### Set exercise
Search the listing below for the string "this" and copy every line where it occurs.

[start]

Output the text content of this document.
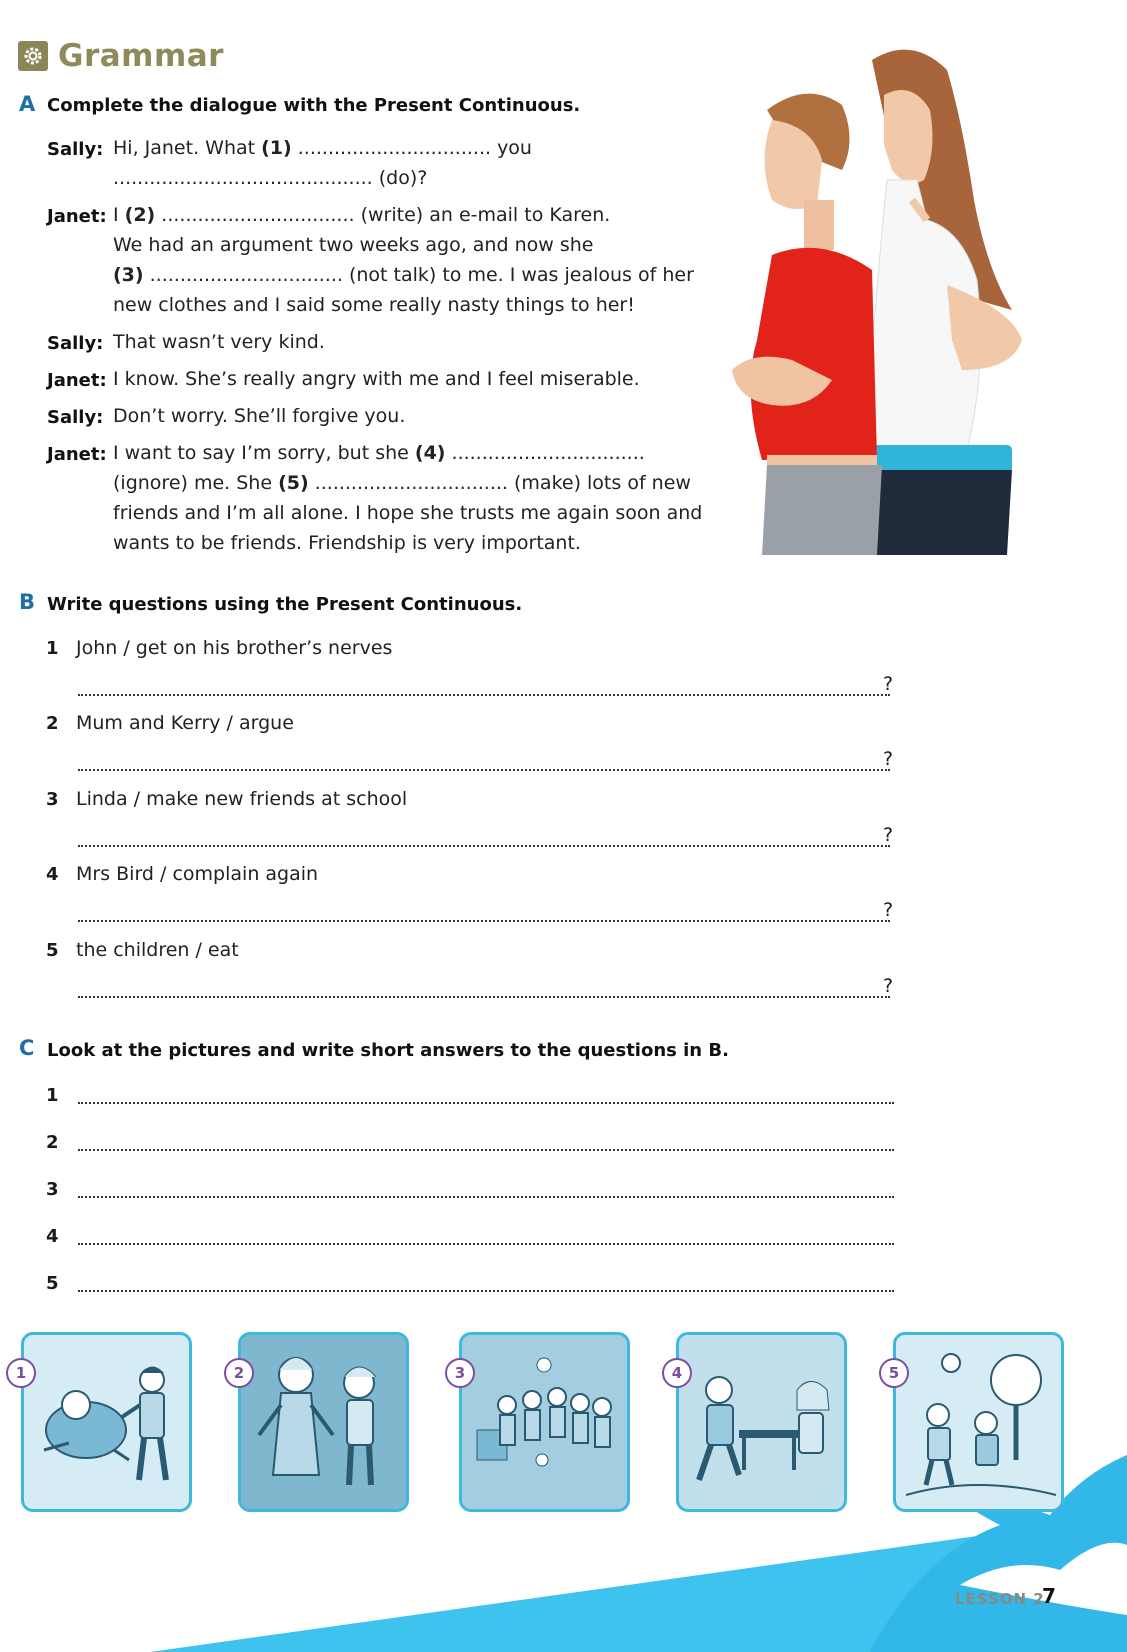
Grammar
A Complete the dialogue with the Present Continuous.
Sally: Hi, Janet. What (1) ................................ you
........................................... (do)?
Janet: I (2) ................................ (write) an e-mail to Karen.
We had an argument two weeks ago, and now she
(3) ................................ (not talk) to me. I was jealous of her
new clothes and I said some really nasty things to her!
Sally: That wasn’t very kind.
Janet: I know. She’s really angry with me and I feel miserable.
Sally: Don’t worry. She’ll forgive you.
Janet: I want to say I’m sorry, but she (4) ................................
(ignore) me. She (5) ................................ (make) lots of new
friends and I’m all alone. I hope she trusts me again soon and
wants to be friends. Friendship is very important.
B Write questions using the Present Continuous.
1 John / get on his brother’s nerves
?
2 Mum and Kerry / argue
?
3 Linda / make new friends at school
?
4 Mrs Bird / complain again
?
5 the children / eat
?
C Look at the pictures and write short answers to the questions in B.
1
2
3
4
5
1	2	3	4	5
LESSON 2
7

[end]
[start]

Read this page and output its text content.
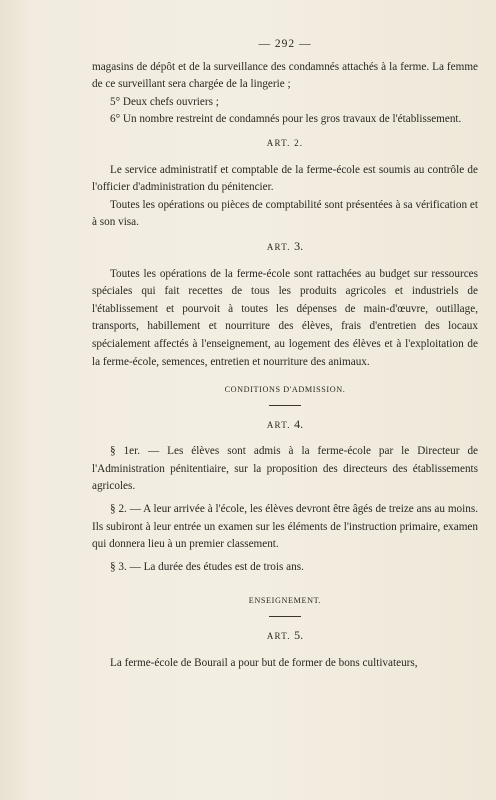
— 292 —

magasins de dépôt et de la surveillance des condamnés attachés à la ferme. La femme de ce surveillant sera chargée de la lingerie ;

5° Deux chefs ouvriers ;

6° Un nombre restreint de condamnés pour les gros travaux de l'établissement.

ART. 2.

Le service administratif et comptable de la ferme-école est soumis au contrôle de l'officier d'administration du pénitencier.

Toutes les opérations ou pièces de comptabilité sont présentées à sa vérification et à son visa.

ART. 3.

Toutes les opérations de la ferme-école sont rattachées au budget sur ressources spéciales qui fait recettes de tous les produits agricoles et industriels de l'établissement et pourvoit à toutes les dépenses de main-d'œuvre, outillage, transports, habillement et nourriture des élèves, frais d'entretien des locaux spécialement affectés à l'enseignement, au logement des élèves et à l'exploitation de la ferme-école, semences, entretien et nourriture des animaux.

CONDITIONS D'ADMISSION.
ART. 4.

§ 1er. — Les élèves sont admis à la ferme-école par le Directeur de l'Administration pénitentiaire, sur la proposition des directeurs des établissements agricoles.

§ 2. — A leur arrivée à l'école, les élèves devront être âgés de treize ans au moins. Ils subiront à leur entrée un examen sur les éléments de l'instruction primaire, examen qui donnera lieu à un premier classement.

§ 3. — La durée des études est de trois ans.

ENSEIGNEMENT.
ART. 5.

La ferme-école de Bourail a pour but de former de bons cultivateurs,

[end]

### Response
Output the text content of this document.
Read this page and output its text content.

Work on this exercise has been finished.